• **TEKS YANG DIEKSTRAK**:
---------------
Perbuatan terdakwa diancam Pidana dalam Pasal 2 ayat (1) jo Pasal 18 ayat (1) ayat (2) dan ayat (3) UU No. 31 Tahun 1999 Tentang Pemberantasan Tindak Pidana Korupsi sebagaimana diubah dengan UU No. 20 Tahun 2001 Tentang Perubahan Atas UU No. 31 Tahun 1999 Tentang Pemberantasan Tindak Pidana Korupsi jo pasal 55 ayat (1) ke-1 KUH Pidana jo Pasal 64 ayat (1) KUH Pidana. Juga pasal 3 UU No 8 Tahun 2010 Tentang Pencegahan dan Pemberantasan Tindak Pidana Pencucian Uang jo Pasal 55 ayat (1). KUH Pidana jo Pasal 64 ayat (1) KUHPidana.
---------------
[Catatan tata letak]
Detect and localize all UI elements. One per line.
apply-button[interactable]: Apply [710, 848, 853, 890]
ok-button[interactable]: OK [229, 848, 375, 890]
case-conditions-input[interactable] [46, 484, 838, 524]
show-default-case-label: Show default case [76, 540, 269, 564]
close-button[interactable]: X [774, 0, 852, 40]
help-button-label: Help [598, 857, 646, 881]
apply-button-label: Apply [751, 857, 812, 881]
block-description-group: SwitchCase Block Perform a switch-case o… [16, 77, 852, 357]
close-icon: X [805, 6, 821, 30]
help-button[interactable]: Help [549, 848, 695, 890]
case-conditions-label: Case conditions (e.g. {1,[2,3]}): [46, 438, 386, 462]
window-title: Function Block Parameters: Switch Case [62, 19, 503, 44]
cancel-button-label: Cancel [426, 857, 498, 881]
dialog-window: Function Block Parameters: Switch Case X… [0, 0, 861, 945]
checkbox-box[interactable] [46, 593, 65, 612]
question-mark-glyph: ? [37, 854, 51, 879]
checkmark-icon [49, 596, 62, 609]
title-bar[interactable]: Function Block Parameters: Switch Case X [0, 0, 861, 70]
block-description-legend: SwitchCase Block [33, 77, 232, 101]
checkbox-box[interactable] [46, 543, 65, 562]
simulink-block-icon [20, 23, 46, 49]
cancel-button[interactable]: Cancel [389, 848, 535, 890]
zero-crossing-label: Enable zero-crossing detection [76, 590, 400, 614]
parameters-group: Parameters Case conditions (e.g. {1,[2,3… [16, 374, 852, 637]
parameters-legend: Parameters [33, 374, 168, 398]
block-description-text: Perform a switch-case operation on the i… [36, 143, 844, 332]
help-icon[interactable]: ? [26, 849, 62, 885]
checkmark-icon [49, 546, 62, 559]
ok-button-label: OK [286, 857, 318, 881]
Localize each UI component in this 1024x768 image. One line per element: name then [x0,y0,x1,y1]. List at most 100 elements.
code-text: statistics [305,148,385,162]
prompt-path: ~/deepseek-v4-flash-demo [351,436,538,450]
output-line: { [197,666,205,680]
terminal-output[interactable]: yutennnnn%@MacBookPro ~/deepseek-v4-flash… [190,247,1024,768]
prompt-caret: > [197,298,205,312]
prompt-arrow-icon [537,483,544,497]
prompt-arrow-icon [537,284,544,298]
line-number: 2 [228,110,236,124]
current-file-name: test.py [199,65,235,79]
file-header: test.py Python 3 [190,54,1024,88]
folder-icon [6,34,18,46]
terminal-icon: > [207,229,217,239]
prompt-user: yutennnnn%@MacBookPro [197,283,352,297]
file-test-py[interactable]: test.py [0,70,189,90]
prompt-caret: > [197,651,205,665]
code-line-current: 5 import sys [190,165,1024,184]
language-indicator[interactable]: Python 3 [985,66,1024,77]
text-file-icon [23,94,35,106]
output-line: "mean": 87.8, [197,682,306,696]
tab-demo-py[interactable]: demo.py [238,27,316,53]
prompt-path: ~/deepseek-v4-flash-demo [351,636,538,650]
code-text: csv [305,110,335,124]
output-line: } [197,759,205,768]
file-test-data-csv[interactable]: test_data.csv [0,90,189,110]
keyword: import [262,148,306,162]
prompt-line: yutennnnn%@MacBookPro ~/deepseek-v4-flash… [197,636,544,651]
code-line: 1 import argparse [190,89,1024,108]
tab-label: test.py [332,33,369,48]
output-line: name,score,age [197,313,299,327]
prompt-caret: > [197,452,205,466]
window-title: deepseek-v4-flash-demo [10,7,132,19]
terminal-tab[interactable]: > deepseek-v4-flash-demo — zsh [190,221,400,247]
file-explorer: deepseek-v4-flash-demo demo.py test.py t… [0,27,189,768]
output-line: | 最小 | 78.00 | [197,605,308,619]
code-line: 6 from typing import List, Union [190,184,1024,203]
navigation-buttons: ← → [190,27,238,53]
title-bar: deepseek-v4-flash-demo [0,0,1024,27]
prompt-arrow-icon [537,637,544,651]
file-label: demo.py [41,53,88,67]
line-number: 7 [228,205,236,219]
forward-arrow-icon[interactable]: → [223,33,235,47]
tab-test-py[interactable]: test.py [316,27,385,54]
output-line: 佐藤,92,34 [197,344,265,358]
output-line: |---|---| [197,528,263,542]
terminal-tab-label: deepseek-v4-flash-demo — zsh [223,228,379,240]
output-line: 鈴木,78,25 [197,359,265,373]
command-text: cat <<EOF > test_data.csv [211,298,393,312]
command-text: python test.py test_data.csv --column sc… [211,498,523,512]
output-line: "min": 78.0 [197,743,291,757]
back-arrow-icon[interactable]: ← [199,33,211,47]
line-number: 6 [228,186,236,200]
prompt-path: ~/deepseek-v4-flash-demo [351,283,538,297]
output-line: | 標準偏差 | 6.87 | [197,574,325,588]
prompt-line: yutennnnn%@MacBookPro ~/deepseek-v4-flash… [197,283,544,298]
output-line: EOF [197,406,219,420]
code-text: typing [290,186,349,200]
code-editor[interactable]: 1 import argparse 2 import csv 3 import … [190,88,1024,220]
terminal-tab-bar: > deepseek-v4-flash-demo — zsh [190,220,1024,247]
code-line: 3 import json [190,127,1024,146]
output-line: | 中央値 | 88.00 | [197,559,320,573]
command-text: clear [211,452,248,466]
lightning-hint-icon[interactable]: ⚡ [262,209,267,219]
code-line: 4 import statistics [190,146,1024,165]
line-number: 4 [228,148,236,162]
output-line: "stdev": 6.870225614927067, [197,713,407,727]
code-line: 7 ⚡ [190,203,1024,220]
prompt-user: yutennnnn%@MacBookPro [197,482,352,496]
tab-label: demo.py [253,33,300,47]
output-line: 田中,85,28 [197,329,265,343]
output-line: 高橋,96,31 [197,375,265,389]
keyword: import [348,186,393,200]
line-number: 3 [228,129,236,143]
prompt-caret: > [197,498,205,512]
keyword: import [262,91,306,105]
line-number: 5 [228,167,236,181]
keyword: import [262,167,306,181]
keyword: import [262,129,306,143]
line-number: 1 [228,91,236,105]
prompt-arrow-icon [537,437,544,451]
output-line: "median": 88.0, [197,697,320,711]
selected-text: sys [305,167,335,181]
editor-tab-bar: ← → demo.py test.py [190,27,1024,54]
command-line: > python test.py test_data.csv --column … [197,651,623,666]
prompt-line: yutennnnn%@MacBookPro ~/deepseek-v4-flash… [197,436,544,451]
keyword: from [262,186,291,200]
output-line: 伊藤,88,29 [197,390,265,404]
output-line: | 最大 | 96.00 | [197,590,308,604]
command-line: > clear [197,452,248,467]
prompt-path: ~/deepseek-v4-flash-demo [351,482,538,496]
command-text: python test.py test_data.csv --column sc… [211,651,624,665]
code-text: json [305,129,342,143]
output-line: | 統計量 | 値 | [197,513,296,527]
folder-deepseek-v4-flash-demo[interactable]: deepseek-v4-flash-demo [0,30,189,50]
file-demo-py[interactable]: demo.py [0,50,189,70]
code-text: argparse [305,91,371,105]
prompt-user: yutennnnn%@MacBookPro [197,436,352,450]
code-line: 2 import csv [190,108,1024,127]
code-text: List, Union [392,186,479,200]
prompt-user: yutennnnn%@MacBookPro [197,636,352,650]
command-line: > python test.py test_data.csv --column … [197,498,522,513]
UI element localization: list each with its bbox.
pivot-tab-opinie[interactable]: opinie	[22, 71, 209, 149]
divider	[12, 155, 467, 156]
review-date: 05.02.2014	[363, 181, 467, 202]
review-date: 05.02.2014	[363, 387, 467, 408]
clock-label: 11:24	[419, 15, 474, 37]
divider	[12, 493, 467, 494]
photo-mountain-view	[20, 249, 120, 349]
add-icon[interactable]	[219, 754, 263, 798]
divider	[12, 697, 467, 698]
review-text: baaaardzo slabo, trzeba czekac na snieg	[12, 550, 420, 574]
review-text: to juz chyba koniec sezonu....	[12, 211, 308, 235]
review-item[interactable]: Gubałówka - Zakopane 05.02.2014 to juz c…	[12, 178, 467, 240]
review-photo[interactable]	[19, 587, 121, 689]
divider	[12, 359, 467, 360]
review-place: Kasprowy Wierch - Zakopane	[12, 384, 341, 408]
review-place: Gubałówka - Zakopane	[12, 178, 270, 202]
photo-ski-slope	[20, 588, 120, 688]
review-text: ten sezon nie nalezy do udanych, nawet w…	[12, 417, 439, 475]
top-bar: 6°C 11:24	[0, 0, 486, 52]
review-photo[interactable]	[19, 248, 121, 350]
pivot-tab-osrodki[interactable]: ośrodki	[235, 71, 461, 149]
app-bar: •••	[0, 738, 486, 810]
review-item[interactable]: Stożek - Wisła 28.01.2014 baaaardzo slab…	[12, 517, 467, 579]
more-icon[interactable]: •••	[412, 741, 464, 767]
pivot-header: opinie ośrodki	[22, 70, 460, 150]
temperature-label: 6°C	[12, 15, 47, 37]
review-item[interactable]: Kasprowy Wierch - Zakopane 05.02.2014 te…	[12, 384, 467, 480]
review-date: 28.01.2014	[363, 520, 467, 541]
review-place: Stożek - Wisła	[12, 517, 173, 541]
---------------
• **DAFTAR TUGAS**:
(1) Jawab pertanyaan berikut berdasarkan teks yang diekstrak:
(a) Undang-undang nomor dan tahun berapa yang mengubah UU No. 31 Tahun 1999?
(b) Pasal berapa dari UU No 8 Tahun 2010 yang disebutkan?
(c) Tentang apa UU No 8 Tahun 2010 itu?
(2) Tolong kutip bagian teks yang diekstrak dari "Perbuatan terdakwa diancam" sampai "ayat (1) KUHPidana." tanpa mengubah satu kata pun.
Gunakan teks yang diekstrak saja sebagai sumber, bukan daftar.

• **JAWABAN BERURUTAN**:
(1)
(a) UU No. 20 Tahun 2001
(b) Pasal 3
(c) Pencegahan dan Pemberantasan Tindak Pidana Pencucian Uang

(2)
Perbuatan terdakwa diancam Pidana dalam Pasal 2 ayat (1) jo Pasal 18 ayat (1) ayat (2) dan ayat (3) UU No. 31 Tahun 1999 Tentang Pemberantasan Tindak Pidana Korupsi sebagaimana diubah dengan UU No. 20 Tahun 2001 Tentang Perubahan Atas UU No. 31 Tahun 1999 Tentang Pemberantasan Tindak Pidana Korupsi jo pasal 55 ayat (1) ke-1 KUH Pidana jo Pasal 64 ayat (1) KUH Pidana. Juga pasal 3 UU No 8 Tahun 2010 Tentang Pencegahan dan Pemberantasan Tindak Pidana Pencucian Uang jo Pasal 55 ayat (1). KUH Pidana jo Pasal 64 ayat (1) KUHPidana.